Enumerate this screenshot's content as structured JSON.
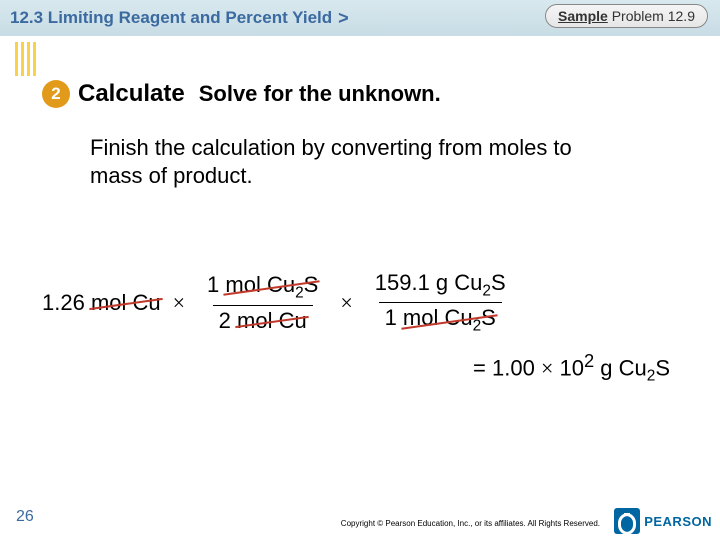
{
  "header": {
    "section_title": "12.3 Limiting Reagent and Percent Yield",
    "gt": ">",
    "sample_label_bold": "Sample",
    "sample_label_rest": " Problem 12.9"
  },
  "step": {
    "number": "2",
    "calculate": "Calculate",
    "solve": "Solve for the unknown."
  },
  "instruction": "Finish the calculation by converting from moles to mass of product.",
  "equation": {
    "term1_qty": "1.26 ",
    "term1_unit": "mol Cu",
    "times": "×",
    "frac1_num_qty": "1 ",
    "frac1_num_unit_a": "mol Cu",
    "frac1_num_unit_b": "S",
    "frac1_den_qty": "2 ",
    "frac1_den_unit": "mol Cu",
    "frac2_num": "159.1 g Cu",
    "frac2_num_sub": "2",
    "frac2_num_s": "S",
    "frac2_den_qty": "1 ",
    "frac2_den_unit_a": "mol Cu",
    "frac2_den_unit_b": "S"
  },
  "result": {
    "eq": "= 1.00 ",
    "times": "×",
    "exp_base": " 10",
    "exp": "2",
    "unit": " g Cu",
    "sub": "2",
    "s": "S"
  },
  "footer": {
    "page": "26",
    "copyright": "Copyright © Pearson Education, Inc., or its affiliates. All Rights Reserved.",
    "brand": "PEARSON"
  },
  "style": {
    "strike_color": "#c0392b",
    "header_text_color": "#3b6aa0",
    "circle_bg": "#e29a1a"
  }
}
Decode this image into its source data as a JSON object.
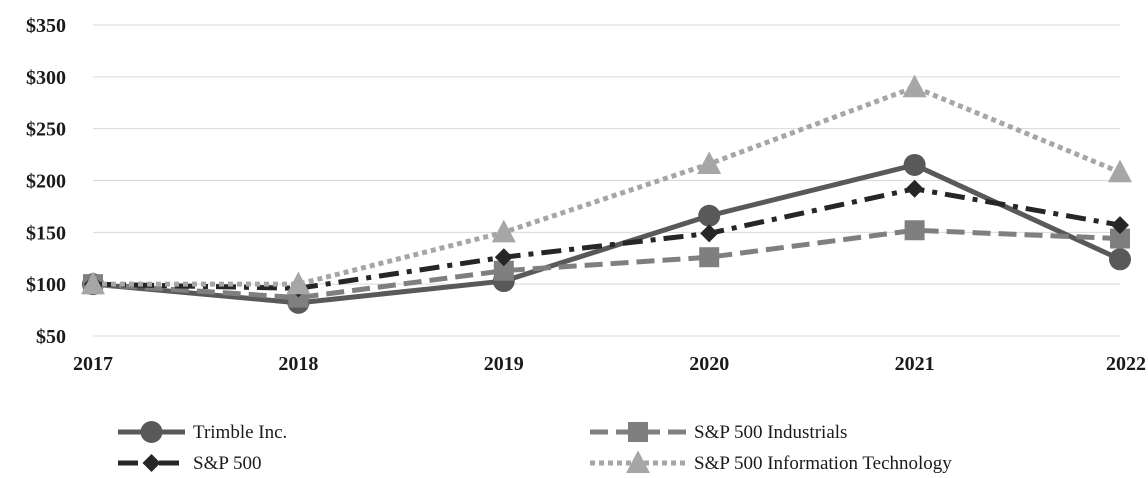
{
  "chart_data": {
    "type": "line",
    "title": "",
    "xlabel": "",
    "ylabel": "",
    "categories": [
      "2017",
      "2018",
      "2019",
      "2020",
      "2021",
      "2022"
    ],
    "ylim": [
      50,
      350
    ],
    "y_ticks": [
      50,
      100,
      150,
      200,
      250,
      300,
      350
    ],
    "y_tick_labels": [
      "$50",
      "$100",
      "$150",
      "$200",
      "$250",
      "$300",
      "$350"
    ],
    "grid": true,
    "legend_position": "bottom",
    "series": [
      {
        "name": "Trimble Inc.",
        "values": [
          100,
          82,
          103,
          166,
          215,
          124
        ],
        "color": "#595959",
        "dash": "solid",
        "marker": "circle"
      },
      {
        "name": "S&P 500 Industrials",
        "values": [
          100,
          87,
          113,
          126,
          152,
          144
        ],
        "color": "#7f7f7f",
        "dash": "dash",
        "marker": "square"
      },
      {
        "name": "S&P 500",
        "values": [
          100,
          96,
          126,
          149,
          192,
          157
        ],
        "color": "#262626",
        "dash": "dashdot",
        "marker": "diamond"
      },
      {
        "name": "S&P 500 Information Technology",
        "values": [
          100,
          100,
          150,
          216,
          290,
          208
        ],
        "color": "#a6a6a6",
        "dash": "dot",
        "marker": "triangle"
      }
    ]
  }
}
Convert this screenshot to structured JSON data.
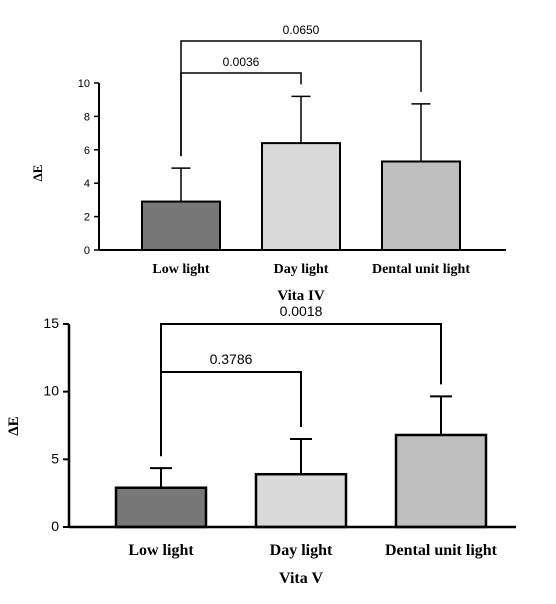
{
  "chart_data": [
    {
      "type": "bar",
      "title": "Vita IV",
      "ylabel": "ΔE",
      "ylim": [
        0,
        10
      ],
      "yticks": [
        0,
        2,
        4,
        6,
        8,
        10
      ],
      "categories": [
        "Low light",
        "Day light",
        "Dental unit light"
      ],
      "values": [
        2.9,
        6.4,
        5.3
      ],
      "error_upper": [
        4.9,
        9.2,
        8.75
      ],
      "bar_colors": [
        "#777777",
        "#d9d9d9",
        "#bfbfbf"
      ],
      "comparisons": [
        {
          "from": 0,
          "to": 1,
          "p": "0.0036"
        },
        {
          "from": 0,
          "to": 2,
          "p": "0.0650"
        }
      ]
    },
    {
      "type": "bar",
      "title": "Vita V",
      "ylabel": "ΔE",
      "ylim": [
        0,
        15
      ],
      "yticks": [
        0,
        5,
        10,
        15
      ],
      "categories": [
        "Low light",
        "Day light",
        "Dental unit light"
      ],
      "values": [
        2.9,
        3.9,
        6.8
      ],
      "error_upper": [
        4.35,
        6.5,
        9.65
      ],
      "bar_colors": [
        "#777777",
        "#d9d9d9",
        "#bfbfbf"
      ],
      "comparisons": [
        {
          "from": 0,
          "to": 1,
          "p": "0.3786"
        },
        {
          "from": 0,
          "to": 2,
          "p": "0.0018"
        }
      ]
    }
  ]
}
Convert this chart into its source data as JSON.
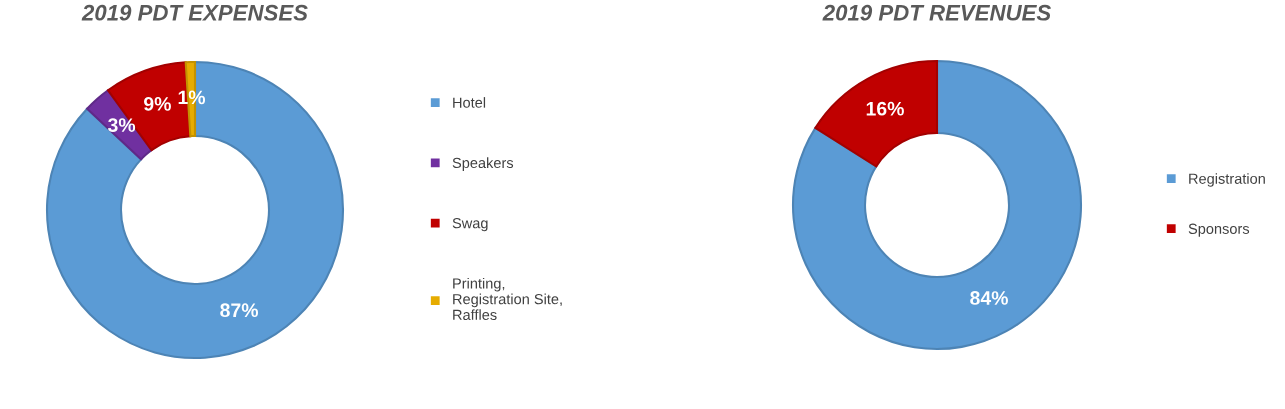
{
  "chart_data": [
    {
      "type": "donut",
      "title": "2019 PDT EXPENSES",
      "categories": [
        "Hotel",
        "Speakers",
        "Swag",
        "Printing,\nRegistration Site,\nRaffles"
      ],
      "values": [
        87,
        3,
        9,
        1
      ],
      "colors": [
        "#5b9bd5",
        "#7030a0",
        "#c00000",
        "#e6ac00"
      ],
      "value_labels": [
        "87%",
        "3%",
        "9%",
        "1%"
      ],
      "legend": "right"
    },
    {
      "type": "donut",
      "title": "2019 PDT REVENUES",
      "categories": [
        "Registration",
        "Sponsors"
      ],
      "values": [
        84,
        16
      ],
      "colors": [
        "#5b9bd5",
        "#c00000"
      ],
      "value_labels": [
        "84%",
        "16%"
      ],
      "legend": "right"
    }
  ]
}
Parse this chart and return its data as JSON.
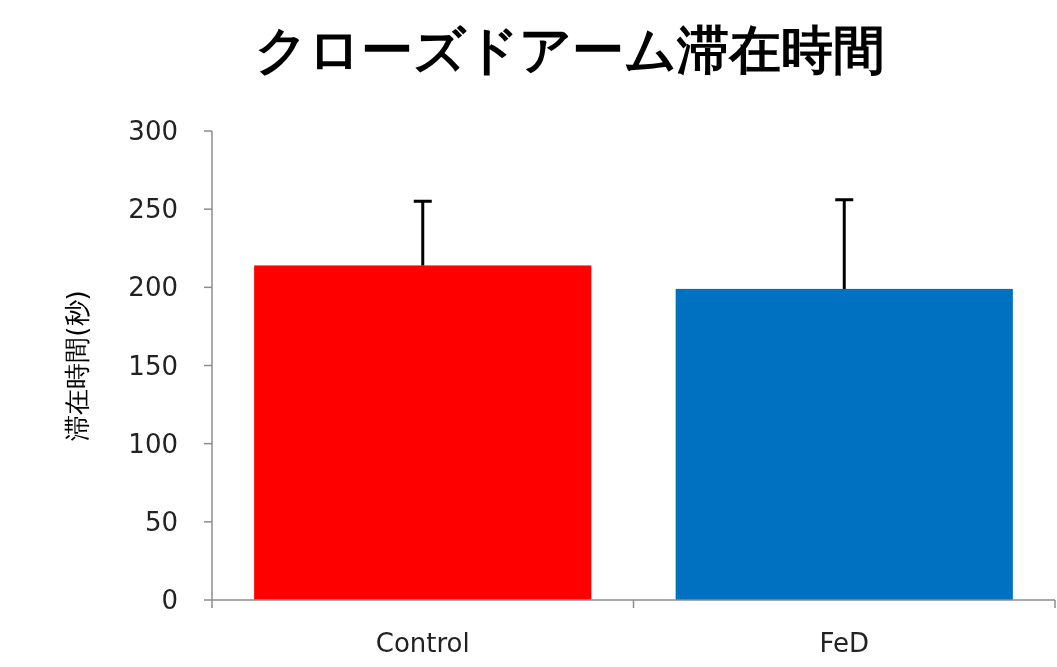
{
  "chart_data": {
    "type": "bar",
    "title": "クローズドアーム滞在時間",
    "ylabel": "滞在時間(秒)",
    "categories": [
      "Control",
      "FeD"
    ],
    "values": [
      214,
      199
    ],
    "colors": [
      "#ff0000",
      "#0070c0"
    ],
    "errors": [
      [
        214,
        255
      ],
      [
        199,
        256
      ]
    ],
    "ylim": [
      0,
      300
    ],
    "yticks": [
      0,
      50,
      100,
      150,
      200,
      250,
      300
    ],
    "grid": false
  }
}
--------------------------------------------------
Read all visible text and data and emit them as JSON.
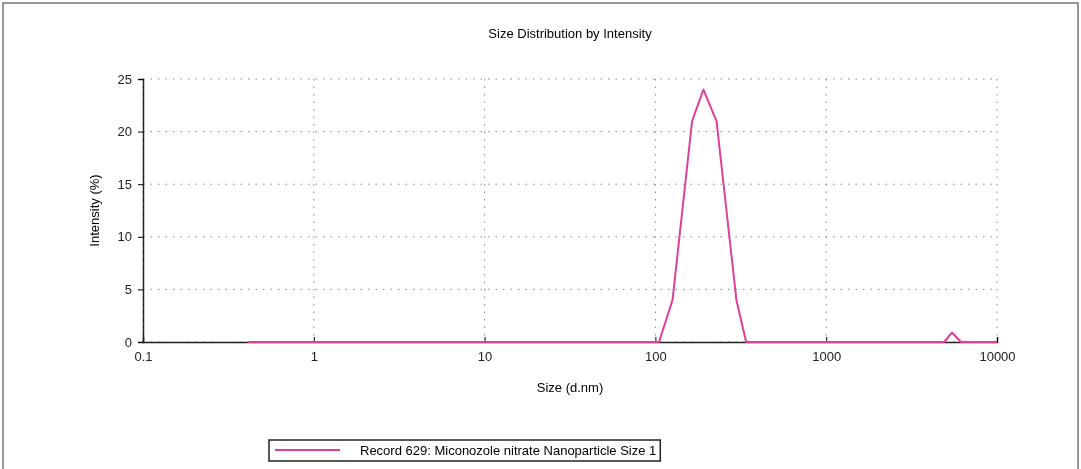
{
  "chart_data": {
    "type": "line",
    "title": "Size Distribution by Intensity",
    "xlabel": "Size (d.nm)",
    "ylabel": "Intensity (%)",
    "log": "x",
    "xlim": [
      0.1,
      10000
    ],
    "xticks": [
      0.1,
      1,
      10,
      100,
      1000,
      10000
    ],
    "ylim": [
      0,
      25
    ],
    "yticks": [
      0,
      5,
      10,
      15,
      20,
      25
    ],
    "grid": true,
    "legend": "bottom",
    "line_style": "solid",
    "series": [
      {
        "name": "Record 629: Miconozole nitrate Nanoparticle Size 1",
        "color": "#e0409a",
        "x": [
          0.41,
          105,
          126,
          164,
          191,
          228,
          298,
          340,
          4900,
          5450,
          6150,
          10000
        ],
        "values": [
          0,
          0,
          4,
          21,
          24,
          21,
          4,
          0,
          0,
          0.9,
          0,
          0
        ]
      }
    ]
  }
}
--------------------------------------------------
■ **YOUR TASK**
Go over the records above line by line and count those holding the word "Intensity". Reply only with the number.

■ **EXERCISE SOLUTION**
2